> TASK DIRECTIONS
Show all lines from the listing below that contain "legend".

> EXERCISE DATA
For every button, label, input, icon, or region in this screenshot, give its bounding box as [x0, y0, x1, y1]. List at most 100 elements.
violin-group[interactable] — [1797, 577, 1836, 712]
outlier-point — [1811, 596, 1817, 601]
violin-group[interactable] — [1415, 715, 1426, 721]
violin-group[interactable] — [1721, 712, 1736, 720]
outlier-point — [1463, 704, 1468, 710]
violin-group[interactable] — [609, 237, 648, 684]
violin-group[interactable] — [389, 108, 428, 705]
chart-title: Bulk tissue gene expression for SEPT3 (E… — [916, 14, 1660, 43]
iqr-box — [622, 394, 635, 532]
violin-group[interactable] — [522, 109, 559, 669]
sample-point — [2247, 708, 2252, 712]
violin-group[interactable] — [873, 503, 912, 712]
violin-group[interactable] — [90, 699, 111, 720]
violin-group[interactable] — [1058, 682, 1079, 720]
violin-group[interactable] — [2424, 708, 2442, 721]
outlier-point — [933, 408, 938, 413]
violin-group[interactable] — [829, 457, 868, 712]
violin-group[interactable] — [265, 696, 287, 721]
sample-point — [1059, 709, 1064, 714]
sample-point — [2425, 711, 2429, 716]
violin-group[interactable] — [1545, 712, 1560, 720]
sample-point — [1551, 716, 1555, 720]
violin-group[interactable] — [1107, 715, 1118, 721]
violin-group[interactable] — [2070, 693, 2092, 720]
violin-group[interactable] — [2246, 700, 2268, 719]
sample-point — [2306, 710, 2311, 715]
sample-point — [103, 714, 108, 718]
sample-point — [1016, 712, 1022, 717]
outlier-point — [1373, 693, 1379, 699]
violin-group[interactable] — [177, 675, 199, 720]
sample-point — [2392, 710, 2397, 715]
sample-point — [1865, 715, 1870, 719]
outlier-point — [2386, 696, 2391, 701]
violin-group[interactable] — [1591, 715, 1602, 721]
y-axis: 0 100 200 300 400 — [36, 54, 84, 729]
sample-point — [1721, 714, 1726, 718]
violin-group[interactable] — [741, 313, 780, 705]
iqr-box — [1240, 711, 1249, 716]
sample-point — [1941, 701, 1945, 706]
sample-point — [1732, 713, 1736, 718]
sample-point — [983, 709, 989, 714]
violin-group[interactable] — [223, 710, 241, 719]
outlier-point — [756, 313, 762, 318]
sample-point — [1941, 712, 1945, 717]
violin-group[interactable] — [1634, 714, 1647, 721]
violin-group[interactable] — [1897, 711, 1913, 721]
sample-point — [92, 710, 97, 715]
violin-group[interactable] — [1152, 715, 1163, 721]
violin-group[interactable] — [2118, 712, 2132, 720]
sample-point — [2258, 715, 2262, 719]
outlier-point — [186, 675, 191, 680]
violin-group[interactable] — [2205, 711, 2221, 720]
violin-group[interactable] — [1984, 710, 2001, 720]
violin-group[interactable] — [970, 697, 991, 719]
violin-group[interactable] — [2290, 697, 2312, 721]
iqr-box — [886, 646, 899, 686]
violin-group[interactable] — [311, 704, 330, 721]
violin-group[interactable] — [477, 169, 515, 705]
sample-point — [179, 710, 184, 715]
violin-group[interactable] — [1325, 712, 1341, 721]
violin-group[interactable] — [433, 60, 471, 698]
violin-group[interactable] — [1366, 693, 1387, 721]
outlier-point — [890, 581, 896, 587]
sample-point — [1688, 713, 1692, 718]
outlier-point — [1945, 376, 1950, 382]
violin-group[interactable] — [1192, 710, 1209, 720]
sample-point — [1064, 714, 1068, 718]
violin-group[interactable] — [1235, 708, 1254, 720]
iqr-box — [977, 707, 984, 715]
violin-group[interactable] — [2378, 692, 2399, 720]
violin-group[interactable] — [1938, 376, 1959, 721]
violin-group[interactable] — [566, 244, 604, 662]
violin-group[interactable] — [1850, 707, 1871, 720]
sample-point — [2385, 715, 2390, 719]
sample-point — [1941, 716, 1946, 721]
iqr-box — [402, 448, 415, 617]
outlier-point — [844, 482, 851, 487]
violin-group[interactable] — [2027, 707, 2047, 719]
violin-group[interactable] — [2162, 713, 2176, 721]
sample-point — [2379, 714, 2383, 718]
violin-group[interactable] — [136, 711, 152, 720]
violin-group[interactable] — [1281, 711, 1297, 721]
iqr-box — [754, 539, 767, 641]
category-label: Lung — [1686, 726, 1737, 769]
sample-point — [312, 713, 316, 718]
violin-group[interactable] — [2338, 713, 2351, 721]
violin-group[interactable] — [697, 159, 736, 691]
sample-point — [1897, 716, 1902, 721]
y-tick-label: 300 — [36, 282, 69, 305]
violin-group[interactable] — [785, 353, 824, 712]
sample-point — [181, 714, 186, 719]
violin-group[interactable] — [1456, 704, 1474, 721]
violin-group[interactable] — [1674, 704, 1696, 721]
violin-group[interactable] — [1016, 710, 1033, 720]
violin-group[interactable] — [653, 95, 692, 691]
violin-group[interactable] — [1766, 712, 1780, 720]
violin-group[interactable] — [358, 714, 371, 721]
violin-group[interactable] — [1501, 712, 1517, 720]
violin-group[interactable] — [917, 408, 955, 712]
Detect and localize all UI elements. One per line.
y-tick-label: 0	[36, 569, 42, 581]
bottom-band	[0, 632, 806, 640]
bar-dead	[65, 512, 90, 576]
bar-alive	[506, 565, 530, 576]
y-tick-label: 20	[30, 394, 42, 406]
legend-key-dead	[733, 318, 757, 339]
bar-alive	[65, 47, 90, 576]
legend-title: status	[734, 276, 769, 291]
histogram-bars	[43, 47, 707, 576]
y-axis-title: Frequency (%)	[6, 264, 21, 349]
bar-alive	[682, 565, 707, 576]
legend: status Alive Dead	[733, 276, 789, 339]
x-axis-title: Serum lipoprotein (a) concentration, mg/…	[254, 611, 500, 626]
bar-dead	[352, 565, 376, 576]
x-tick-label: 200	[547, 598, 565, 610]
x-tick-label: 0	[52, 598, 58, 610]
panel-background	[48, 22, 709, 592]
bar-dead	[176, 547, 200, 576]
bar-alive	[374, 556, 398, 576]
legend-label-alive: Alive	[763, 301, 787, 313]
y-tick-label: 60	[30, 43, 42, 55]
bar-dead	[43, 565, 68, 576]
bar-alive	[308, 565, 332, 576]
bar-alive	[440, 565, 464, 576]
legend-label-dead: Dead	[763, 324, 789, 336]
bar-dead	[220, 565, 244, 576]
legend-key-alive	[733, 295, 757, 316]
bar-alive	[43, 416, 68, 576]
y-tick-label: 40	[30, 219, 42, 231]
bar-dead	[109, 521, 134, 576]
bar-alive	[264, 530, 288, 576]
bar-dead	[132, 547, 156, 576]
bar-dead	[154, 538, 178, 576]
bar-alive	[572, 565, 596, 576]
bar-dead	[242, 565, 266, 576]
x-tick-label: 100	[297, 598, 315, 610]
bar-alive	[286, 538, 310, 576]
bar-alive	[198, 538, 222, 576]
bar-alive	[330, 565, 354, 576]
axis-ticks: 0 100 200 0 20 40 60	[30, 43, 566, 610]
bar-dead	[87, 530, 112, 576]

> TASK RESULT
legend-key-dead	[733, 318, 757, 339]
legend-title: status	[734, 276, 769, 291]
legend: status Alive Dead	[733, 276, 789, 339]
legend-label-alive: Alive	[763, 301, 787, 313]
legend-label-dead: Dead	[763, 324, 789, 336]
legend-key-alive	[733, 295, 757, 316]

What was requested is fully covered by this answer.